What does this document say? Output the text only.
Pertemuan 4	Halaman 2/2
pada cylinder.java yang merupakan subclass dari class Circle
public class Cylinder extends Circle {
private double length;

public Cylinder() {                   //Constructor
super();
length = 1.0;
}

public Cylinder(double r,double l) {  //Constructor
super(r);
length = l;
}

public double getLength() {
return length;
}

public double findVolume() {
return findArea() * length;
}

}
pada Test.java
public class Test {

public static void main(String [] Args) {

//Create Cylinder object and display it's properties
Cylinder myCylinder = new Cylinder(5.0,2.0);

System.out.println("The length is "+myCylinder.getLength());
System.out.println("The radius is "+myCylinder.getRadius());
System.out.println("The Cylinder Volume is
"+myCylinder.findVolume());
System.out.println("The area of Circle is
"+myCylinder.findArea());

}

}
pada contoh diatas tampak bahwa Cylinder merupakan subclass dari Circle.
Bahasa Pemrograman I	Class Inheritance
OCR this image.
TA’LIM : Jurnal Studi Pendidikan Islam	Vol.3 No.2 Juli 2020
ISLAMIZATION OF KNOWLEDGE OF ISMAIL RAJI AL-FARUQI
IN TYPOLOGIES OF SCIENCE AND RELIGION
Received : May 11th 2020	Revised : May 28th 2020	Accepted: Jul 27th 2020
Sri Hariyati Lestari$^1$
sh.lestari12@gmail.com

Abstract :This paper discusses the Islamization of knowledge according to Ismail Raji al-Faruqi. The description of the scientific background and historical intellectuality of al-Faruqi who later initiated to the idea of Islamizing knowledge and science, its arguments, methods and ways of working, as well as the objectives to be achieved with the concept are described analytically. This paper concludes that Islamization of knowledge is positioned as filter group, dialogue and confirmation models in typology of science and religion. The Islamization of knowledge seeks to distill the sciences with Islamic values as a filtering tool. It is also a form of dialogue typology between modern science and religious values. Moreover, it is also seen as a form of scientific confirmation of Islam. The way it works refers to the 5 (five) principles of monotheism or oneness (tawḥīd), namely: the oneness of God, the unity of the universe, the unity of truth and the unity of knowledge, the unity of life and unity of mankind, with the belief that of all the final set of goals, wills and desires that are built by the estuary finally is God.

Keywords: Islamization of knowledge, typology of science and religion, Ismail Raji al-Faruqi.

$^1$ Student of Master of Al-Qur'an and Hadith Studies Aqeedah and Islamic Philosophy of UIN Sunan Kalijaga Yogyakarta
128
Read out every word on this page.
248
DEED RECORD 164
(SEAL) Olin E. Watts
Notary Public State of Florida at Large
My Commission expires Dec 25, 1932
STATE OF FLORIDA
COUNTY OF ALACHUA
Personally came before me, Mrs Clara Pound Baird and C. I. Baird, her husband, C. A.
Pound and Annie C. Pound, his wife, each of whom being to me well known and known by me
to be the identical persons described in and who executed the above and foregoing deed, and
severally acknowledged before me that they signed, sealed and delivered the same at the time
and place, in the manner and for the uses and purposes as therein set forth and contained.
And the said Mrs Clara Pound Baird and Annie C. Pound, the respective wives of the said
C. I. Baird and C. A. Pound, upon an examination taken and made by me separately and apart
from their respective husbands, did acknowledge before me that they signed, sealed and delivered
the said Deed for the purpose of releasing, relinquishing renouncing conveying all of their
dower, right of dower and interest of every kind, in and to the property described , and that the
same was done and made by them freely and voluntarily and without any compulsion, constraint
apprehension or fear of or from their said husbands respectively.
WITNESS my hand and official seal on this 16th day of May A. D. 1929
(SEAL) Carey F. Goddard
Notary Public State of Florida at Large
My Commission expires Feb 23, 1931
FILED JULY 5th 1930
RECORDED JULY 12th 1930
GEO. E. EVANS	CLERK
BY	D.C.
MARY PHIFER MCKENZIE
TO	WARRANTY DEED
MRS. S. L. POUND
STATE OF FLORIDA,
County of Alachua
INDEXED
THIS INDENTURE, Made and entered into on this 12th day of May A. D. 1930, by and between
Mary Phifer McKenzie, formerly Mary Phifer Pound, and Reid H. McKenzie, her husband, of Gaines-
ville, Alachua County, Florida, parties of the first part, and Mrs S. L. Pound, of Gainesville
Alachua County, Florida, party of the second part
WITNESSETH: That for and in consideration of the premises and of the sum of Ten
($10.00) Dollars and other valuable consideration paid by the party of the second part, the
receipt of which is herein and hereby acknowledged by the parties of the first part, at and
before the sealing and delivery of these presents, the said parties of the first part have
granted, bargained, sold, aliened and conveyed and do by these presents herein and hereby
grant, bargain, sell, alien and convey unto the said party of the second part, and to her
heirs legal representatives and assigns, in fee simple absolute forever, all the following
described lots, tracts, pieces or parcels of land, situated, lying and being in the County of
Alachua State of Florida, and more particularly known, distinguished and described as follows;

* Task objective: The lines above should be duplicated exactly.

* Finished answer:
What does this document say? Output the text only.
Pertemuan 4	Halaman 2/2
pada cylinder.java yang merupakan subclass dari class Circle
public class Cylinder extends Circle {
private double length;

public Cylinder() {                   //Constructor
super();
length = 1.0;
}

public Cylinder(double r,double l) {  //Constructor
super(r);
length = l;
}

public double getLength() {
return length;
}

public double findVolume() {
return findArea() * length;
}

}
pada Test.java
public class Test {

public static void main(String [] Args) {

//Create Cylinder object and display it's properties
Cylinder myCylinder = new Cylinder(5.0,2.0);

System.out.println("The length is "+myCylinder.getLength());
System.out.println("The radius is "+myCylinder.getRadius());
System.out.println("The Cylinder Volume is
"+myCylinder.findVolume());
System.out.println("The area of Circle is
"+myCylinder.findArea());

}

}
pada contoh diatas tampak bahwa Cylinder merupakan subclass dari Circle.
Bahasa Pemrograman I	Class Inheritance
OCR this image.
TA’LIM : Jurnal Studi Pendidikan Islam	Vol.3 No.2 Juli 2020
ISLAMIZATION OF KNOWLEDGE OF ISMAIL RAJI AL-FARUQI
IN TYPOLOGIES OF SCIENCE AND RELIGION
Received : May 11th 2020	Revised : May 28th 2020	Accepted: Jul 27th 2020
Sri Hariyati Lestari$^1$
sh.lestari12@gmail.com

Abstract :This paper discusses the Islamization of knowledge according to Ismail Raji al-Faruqi. The description of the scientific background and historical intellectuality of al-Faruqi who later initiated to the idea of Islamizing knowledge and science, its arguments, methods and ways of working, as well as the objectives to be achieved with the concept are described analytically. This paper concludes that Islamization of knowledge is positioned as filter group, dialogue and confirmation models in typology of science and religion. The Islamization of knowledge seeks to distill the sciences with Islamic values as a filtering tool. It is also a form of dialogue typology between modern science and religious values. Moreover, it is also seen as a form of scientific confirmation of Islam. The way it works refers to the 5 (five) principles of monotheism or oneness (tawḥīd), namely: the oneness of God, the unity of the universe, the unity of truth and the unity of knowledge, the unity of life and unity of mankind, with the belief that of all the final set of goals, wills and desires that are built by the estuary finally is God.

Keywords: Islamization of knowledge, typology of science and religion, Ismail Raji al-Faruqi.

$^1$ Student of Master of Al-Qur'an and Hadith Studies Aqeedah and Islamic Philosophy of UIN Sunan Kalijaga Yogyakarta
128
Read out every word on this page.
248
DEED RECORD 164
(SEAL) Olin E. Watts
Notary Public State of Florida at Large
My Commission expires Dec 25, 1932
STATE OF FLORIDA
COUNTY OF ALACHUA
Personally came before me, Mrs Clara Pound Baird and C. I. Baird, her husband, C. A.
Pound and Annie C. Pound, his wife, each of whom being to me well known and known by me
to be the identical persons described in and who executed the above and foregoing deed, and
severally acknowledged before me that they signed, sealed and delivered the same at the time
and place, in the manner and for the uses and purposes as therein set forth and contained.
And the said Mrs Clara Pound Baird and Annie C. Pound, the respective wives of the said
C. I. Baird and C. A. Pound, upon an examination taken and made by me separately and apart
from their respective husbands, did acknowledge before me that they signed, sealed and delivered
the said Deed for the purpose of releasing, relinquishing renouncing conveying all of their
dower, right of dower and interest of every kind, in and to the property described , and that the
same was done and made by them freely and voluntarily and without any compulsion, constraint
apprehension or fear of or from their said husbands respectively.
WITNESS my hand and official seal on this 16th day of May A. D. 1929
(SEAL) Carey F. Goddard
Notary Public State of Florida at Large
My Commission expires Feb 23, 1931
FILED JULY 5th 1930
RECORDED JULY 12th 1930
GEO. E. EVANS	CLERK
BY	D.C.
MARY PHIFER MCKENZIE
TO	WARRANTY DEED
MRS. S. L. POUND
STATE OF FLORIDA,
County of Alachua
INDEXED
THIS INDENTURE, Made and entered into on this 12th day of May A. D. 1930, by and between
Mary Phifer McKenzie, formerly Mary Phifer Pound, and Reid H. McKenzie, her husband, of Gaines-
ville, Alachua County, Florida, parties of the first part, and Mrs S. L. Pound, of Gainesville
Alachua County, Florida, party of the second part
WITNESSETH: That for and in consideration of the premises and of the sum of Ten
($10.00) Dollars and other valuable consideration paid by the party of the second part, the
receipt of which is herein and hereby acknowledged by the parties of the first part, at and
before the sealing and delivery of these presents, the said parties of the first part have
granted, bargained, sold, aliened and conveyed and do by these presents herein and hereby
grant, bargain, sell, alien and convey unto the said party of the second part, and to her
heirs legal representatives and assigns, in fee simple absolute forever, all the following
described lots, tracts, pieces or parcels of land, situated, lying and being in the County of
Alachua State of Florida, and more particularly known, distinguished and described as follows;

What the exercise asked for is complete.